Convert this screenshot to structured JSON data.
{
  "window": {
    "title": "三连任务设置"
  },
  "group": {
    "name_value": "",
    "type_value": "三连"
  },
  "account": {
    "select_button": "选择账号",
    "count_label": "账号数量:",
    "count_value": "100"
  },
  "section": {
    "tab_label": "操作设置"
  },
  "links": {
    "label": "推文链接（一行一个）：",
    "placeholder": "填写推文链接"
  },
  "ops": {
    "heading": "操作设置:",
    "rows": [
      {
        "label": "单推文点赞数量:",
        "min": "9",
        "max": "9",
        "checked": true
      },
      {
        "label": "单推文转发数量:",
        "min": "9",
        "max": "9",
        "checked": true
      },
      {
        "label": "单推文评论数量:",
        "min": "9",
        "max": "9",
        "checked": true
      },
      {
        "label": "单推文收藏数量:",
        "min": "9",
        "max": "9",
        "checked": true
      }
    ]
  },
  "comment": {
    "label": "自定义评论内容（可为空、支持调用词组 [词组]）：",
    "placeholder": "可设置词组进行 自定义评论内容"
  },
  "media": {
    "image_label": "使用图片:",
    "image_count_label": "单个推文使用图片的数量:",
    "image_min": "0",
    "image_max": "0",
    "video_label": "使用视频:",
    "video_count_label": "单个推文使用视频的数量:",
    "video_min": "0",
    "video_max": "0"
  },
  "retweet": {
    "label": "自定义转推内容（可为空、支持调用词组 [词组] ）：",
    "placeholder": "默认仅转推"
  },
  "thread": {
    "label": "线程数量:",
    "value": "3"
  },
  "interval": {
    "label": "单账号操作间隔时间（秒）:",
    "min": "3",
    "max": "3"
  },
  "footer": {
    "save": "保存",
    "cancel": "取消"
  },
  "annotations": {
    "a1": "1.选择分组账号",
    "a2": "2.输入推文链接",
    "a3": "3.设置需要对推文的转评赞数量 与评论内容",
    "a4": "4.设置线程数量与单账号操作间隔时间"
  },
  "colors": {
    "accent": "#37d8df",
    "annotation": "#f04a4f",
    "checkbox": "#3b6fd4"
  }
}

────────────────────────────────────────

> **What is being asked**
Reproduce all of the records exactly.

> **Final answer**
Convert this screenshot to structured JSON data.
{
  "window": {
    "title": "三连任务设置"
  },
  "group": {
    "name_value": "",
    "type_value": "三连"
  },
  "account": {
    "select_button": "选择账号",
    "count_label": "账号数量:",
    "count_value": "100"
  },
  "section": {
    "tab_label": "操作设置"
  },
  "links": {
    "label": "推文链接（一行一个）：",
    "placeholder": "填写推文链接"
  },
  "ops": {
    "heading": "操作设置:",
    "rows": [
      {
        "label": "单推文点赞数量:",
        "min": "9",
        "max": "9",
        "checked": true
      },
      {
        "label": "单推文转发数量:",
        "min": "9",
        "max": "9",
        "checked": true
      },
      {
        "label": "单推文评论数量:",
        "min": "9",
        "max": "9",
        "checked": true
      },
      {
        "label": "单推文收藏数量:",
        "min": "9",
        "max": "9",
        "checked": true
      }
    ]
  },
  "comment": {
    "label": "自定义评论内容（可为空、支持调用词组 [词组]）：",
    "placeholder": "可设置词组进行 自定义评论内容"
  },
  "media": {
    "image_label": "使用图片:",
    "image_count_label": "单个推文使用图片的数量:",
    "image_min": "0",
    "image_max": "0",
    "video_label": "使用视频:",
    "video_count_label": "单个推文使用视频的数量:",
    "video_min": "0",
    "video_max": "0"
  },
  "retweet": {
    "label": "自定义转推内容（可为空、支持调用词组 [词组] ）：",
    "placeholder": "默认仅转推"
  },
  "thread": {
    "label": "线程数量:",
    "value": "3"
  },
  "interval": {
    "label": "单账号操作间隔时间（秒）:",
    "min": "3",
    "max": "3"
  },
  "footer": {
    "save": "保存",
    "cancel": "取消"
  },
  "annotations": {
    "a1": "1.选择分组账号",
    "a2": "2.输入推文链接",
    "a3": "3.设置需要对推文的转评赞数量 与评论内容",
    "a4": "4.设置线程数量与单账号操作间隔时间"
  },
  "colors": {
    "accent": "#37d8df",
    "annotation": "#f04a4f",
    "checkbox": "#3b6fd4"
  }
}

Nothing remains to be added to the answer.